▶ _Records provided_
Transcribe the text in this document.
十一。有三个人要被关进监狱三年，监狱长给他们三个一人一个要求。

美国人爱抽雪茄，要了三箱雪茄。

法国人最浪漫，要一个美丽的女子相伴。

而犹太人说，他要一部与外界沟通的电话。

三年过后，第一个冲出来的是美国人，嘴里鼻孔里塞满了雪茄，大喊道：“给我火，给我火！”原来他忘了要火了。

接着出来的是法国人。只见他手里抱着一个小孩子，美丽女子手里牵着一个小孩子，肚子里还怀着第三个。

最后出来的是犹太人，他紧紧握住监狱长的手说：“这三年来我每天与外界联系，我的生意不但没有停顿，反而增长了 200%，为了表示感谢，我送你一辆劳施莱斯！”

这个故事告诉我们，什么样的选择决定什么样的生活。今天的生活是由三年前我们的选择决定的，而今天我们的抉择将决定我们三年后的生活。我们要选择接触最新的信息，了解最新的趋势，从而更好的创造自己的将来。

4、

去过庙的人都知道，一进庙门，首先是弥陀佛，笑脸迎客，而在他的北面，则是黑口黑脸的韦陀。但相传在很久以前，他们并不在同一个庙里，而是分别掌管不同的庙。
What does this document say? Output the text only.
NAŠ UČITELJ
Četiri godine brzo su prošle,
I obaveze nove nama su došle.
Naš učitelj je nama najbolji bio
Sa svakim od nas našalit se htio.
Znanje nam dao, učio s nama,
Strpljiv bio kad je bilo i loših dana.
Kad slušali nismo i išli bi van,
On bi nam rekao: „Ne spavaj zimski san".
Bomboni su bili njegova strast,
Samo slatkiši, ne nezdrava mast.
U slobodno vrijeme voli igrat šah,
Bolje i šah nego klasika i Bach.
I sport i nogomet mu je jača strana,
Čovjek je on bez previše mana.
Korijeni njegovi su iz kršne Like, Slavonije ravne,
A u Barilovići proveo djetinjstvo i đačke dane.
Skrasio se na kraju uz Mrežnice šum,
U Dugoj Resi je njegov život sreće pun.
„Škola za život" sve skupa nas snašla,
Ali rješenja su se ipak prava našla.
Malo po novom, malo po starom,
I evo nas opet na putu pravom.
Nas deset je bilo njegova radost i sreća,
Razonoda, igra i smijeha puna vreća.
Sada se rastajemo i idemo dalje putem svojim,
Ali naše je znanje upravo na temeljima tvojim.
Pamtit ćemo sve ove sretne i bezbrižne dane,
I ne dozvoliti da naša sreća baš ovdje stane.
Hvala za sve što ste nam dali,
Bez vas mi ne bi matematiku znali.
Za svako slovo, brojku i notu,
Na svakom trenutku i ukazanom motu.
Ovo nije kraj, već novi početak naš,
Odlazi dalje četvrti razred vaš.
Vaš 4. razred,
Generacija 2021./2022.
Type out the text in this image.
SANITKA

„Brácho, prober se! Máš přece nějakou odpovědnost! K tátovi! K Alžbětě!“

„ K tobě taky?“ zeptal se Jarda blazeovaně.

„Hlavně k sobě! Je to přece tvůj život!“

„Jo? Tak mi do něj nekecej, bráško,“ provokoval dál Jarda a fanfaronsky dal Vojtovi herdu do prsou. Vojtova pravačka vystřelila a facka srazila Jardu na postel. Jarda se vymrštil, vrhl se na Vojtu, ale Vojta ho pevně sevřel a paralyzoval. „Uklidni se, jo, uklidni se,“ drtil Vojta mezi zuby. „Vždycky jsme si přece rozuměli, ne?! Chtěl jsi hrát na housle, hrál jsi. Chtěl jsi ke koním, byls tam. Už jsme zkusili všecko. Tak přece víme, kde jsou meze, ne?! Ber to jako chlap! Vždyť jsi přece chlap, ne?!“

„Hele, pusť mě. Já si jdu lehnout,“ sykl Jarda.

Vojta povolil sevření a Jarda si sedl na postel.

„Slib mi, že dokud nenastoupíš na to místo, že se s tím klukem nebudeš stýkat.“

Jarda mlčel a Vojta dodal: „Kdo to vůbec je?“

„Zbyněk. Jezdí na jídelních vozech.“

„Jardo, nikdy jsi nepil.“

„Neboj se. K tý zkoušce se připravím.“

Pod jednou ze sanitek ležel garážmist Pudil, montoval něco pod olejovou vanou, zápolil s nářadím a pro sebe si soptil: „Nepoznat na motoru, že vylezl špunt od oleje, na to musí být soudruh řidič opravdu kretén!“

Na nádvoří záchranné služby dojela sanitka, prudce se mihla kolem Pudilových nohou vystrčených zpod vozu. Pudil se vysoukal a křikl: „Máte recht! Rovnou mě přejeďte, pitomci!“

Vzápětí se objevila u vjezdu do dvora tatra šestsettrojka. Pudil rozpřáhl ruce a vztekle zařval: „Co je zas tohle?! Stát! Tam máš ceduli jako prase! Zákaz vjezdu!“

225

▶ _Problem description_
Give the material above again, word for word.

▶ _Problem solution_
Transcribe the text in this document.
十一。有三个人要被关进监狱三年，监狱长给他们三个一人一个要求。

美国人爱抽雪茄，要了三箱雪茄。

法国人最浪漫，要一个美丽的女子相伴。

而犹太人说，他要一部与外界沟通的电话。

三年过后，第一个冲出来的是美国人，嘴里鼻孔里塞满了雪茄，大喊道：“给我火，给我火！”原来他忘了要火了。

接着出来的是法国人。只见他手里抱着一个小孩子，美丽女子手里牵着一个小孩子，肚子里还怀着第三个。

最后出来的是犹太人，他紧紧握住监狱长的手说：“这三年来我每天与外界联系，我的生意不但没有停顿，反而增长了 200%，为了表示感谢，我送你一辆劳施莱斯！”

这个故事告诉我们，什么样的选择决定什么样的生活。今天的生活是由三年前我们的选择决定的，而今天我们的抉择将决定我们三年后的生活。我们要选择接触最新的信息，了解最新的趋势，从而更好的创造自己的将来。

4、

去过庙的人都知道，一进庙门，首先是弥陀佛，笑脸迎客，而在他的北面，则是黑口黑脸的韦陀。但相传在很久以前，他们并不在同一个庙里，而是分别掌管不同的庙。
What does this document say? Output the text only.
NAŠ UČITELJ
Četiri godine brzo su prošle,
I obaveze nove nama su došle.
Naš učitelj je nama najbolji bio
Sa svakim od nas našalit se htio.
Znanje nam dao, učio s nama,
Strpljiv bio kad je bilo i loših dana.
Kad slušali nismo i išli bi van,
On bi nam rekao: „Ne spavaj zimski san".
Bomboni su bili njegova strast,
Samo slatkiši, ne nezdrava mast.
U slobodno vrijeme voli igrat šah,
Bolje i šah nego klasika i Bach.
I sport i nogomet mu je jača strana,
Čovjek je on bez previše mana.
Korijeni njegovi su iz kršne Like, Slavonije ravne,
A u Barilovići proveo djetinjstvo i đačke dane.
Skrasio se na kraju uz Mrežnice šum,
U Dugoj Resi je njegov život sreće pun.
„Škola za život" sve skupa nas snašla,
Ali rješenja su se ipak prava našla.
Malo po novom, malo po starom,
I evo nas opet na putu pravom.
Nas deset je bilo njegova radost i sreća,
Razonoda, igra i smijeha puna vreća.
Sada se rastajemo i idemo dalje putem svojim,
Ali naše je znanje upravo na temeljima tvojim.
Pamtit ćemo sve ove sretne i bezbrižne dane,
I ne dozvoliti da naša sreća baš ovdje stane.
Hvala za sve što ste nam dali,
Bez vas mi ne bi matematiku znali.
Za svako slovo, brojku i notu,
Na svakom trenutku i ukazanom motu.
Ovo nije kraj, već novi početak naš,
Odlazi dalje četvrti razred vaš.
Vaš 4. razred,
Generacija 2021./2022.
Type out the text in this image.
SANITKA

„Brácho, prober se! Máš přece nějakou odpovědnost! K tátovi! K Alžbětě!“

„ K tobě taky?“ zeptal se Jarda blazeovaně.

„Hlavně k sobě! Je to přece tvůj život!“

„Jo? Tak mi do něj nekecej, bráško,“ provokoval dál Jarda a fanfaronsky dal Vojtovi herdu do prsou. Vojtova pravačka vystřelila a facka srazila Jardu na postel. Jarda se vymrštil, vrhl se na Vojtu, ale Vojta ho pevně sevřel a paralyzoval. „Uklidni se, jo, uklidni se,“ drtil Vojta mezi zuby. „Vždycky jsme si přece rozuměli, ne?! Chtěl jsi hrát na housle, hrál jsi. Chtěl jsi ke koním, byls tam. Už jsme zkusili všecko. Tak přece víme, kde jsou meze, ne?! Ber to jako chlap! Vždyť jsi přece chlap, ne?!“

„Hele, pusť mě. Já si jdu lehnout,“ sykl Jarda.

Vojta povolil sevření a Jarda si sedl na postel.

„Slib mi, že dokud nenastoupíš na to místo, že se s tím klukem nebudeš stýkat.“

Jarda mlčel a Vojta dodal: „Kdo to vůbec je?“

„Zbyněk. Jezdí na jídelních vozech.“

„Jardo, nikdy jsi nepil.“

„Neboj se. K tý zkoušce se připravím.“

Pod jednou ze sanitek ležel garážmist Pudil, montoval něco pod olejovou vanou, zápolil s nářadím a pro sebe si soptil: „Nepoznat na motoru, že vylezl špunt od oleje, na to musí být soudruh řidič opravdu kretén!“

Na nádvoří záchranné služby dojela sanitka, prudce se mihla kolem Pudilových nohou vystrčených zpod vozu. Pudil se vysoukal a křikl: „Máte recht! Rovnou mě přejeďte, pitomci!“

Vzápětí se objevila u vjezdu do dvora tatra šestsettrojka. Pudil rozpřáhl ruce a vztekle zařval: „Co je zas tohle?! Stát! Tam máš ceduli jako prase! Zákaz vjezdu!“

225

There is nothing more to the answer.